- Work to complete
Keep only the lines of the material below that contain the string "item", and copy each of them in full.

- Data rows
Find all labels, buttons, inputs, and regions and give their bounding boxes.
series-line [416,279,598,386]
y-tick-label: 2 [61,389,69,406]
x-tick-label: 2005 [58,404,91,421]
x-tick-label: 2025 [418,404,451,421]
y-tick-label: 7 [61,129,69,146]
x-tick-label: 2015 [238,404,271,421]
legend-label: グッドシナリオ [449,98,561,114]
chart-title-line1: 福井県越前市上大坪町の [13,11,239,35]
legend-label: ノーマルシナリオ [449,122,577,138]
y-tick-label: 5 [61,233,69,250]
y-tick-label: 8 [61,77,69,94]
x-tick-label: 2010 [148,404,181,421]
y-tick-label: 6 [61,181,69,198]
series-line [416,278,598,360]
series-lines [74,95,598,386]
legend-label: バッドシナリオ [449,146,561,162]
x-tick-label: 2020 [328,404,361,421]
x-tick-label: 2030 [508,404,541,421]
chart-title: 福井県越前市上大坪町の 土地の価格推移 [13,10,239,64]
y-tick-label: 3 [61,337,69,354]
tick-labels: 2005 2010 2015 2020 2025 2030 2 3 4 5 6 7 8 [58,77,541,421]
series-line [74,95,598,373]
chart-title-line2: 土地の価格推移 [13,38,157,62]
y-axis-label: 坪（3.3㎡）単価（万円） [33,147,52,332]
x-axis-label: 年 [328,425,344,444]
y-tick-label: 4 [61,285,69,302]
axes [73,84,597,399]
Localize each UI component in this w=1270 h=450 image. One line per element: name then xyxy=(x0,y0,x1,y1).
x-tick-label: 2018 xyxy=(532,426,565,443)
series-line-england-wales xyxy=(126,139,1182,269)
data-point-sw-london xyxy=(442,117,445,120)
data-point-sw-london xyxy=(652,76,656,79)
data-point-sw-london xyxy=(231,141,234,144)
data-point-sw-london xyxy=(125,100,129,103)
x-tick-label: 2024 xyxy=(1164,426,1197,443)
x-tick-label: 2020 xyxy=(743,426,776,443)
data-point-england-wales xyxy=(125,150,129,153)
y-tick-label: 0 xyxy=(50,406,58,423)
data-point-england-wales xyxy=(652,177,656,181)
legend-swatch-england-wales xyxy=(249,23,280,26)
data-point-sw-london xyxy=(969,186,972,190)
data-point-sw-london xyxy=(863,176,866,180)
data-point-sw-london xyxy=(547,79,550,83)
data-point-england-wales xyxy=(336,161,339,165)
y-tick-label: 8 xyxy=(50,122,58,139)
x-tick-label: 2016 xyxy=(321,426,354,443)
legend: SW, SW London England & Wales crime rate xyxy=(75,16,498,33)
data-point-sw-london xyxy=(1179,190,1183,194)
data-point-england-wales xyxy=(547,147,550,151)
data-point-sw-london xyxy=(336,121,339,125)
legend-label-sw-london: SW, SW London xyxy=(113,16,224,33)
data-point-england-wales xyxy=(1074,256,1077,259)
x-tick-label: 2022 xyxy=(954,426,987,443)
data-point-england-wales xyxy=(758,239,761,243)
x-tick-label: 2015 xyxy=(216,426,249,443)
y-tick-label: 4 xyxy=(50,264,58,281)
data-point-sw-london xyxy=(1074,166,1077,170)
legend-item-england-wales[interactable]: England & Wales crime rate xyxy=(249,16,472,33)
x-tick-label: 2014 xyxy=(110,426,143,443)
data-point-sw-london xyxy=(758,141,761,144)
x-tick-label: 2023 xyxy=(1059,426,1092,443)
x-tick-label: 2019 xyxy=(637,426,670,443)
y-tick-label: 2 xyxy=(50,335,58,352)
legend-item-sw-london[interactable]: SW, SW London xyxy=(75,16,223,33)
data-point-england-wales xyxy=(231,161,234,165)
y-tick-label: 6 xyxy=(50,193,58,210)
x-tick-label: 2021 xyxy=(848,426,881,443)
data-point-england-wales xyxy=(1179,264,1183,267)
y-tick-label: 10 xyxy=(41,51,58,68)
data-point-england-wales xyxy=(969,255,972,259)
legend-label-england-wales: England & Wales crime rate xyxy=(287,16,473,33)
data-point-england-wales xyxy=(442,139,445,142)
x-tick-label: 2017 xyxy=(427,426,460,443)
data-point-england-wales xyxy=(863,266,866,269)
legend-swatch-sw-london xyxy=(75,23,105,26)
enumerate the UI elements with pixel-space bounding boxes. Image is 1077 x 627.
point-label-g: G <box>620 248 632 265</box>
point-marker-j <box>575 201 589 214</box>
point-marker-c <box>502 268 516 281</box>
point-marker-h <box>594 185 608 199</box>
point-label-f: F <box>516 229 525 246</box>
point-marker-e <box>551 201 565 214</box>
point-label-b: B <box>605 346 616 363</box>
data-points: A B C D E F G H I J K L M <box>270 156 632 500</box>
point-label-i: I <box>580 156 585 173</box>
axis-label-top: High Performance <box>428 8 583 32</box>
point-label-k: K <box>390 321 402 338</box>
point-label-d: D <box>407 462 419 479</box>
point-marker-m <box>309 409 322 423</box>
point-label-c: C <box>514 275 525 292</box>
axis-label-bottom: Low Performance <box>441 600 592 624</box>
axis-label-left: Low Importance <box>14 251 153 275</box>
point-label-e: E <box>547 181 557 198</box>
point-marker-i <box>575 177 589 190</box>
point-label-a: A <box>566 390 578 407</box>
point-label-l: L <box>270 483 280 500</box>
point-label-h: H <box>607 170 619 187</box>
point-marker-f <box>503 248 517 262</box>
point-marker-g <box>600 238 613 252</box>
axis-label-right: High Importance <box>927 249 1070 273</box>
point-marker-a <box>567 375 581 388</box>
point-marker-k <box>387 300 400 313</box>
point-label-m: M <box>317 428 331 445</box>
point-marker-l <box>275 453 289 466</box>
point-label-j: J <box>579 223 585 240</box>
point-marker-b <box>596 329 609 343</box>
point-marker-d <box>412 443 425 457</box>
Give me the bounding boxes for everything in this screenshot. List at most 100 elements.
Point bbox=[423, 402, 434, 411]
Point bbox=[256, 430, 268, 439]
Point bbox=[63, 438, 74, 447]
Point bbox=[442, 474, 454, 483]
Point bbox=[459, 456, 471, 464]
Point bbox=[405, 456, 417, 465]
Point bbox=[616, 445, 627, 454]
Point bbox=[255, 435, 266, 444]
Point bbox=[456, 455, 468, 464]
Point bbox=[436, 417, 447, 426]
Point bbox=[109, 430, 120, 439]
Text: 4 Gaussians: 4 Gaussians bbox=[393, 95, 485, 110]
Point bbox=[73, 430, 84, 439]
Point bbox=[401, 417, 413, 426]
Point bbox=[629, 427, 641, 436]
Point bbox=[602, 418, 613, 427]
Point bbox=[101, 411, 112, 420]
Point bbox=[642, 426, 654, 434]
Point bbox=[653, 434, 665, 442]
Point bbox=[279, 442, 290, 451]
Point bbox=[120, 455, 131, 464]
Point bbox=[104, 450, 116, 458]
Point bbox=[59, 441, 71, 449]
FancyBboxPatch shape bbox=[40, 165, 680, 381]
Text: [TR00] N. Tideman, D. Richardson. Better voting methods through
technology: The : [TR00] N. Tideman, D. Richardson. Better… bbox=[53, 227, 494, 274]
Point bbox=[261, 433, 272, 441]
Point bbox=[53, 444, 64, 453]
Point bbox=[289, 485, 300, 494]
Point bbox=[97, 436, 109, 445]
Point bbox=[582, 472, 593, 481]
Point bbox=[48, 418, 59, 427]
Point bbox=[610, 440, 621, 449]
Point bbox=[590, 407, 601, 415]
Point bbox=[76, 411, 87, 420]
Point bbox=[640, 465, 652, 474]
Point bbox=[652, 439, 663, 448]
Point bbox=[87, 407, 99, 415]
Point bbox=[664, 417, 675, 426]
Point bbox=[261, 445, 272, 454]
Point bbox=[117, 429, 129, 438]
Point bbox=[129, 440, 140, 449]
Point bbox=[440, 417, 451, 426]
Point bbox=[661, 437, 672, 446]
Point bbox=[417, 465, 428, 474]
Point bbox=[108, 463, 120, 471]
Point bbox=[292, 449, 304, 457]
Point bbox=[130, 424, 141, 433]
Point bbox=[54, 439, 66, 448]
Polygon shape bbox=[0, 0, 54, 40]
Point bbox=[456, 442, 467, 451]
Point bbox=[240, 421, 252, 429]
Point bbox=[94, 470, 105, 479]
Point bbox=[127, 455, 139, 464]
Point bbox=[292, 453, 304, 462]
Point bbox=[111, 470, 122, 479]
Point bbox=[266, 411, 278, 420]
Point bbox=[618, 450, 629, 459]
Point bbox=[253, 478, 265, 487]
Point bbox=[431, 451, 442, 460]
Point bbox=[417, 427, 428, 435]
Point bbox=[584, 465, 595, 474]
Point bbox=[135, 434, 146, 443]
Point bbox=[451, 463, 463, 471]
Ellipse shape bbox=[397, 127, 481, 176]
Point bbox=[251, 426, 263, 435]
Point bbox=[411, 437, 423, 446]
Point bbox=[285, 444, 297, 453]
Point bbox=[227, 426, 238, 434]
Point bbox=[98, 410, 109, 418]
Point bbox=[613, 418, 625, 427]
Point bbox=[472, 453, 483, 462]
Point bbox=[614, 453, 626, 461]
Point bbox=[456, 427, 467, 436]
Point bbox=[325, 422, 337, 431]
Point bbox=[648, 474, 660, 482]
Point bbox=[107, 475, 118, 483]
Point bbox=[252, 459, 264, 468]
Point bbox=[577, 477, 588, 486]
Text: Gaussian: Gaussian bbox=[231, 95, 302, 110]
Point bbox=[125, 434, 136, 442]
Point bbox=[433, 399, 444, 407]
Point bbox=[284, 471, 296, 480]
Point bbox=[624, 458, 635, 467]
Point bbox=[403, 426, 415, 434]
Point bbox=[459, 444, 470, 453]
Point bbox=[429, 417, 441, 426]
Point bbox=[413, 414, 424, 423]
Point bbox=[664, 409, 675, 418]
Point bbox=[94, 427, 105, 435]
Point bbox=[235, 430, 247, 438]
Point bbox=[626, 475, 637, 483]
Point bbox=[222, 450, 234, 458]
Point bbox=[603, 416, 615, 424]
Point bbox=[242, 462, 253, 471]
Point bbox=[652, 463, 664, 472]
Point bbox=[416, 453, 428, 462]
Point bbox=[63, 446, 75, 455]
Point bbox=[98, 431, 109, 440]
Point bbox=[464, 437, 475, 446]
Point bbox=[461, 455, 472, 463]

- Answer for this exercise
legend-item-england-wales[interactable]: England & Wales crime rate xyxy=(249,16,472,33)
legend-item-sw-london[interactable]: SW, SW London xyxy=(75,16,223,33)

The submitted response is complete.